▸ **Stated problem**:
Output the entries word for word. Omit images.

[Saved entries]
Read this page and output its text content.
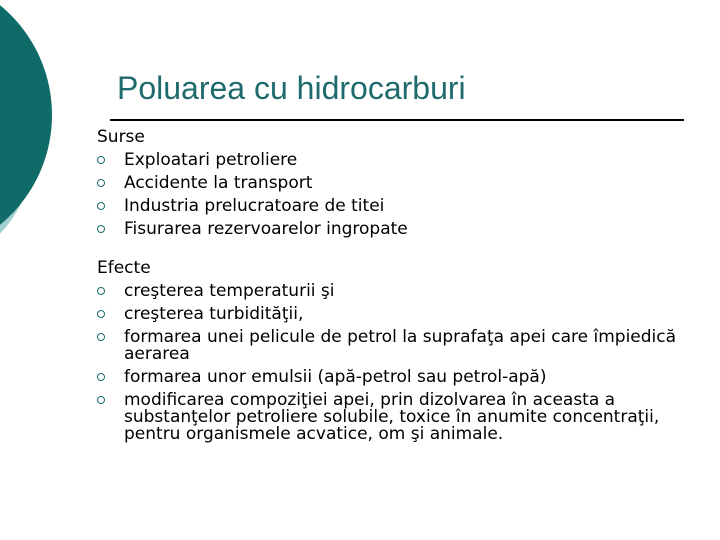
Poluarea cu hidrocarburi
Surse
Exploatari petroliere
Accidente la transport
Industria prelucratoare de titei
Fisurarea rezervoarelor ingropate
Efecte
creşterea temperaturii şi
creşterea turbidităţii,
formarea unei pelicule de petrol la suprafaţa apei care împiedică aerarea
formarea unor emulsii (apă-petrol sau petrol-apă)
modificarea compoziţiei apei, prin dizolvarea în aceasta a substanţelor petroliere solubile, toxice în anumite concentraţii, pentru organismele acvatice, om şi animale.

▸ **Complete answer**:
Read this page and output its text content.
Poluarea cu hidrocarburi
Surse
Exploatari petroliere
Accidente la transport
Industria prelucratoare de titei
Fisurarea rezervoarelor ingropate
Efecte
creşterea temperaturii şi
creşterea turbidităţii,
formarea unei pelicule de petrol la suprafaţa apei care împiedică aerarea
formarea unor emulsii (apă-petrol sau petrol-apă)
modificarea compoziţiei apei, prin dizolvarea în aceasta a substanţelor petroliere solubile, toxice în anumite concentraţii, pentru organismele acvatice, om şi animale.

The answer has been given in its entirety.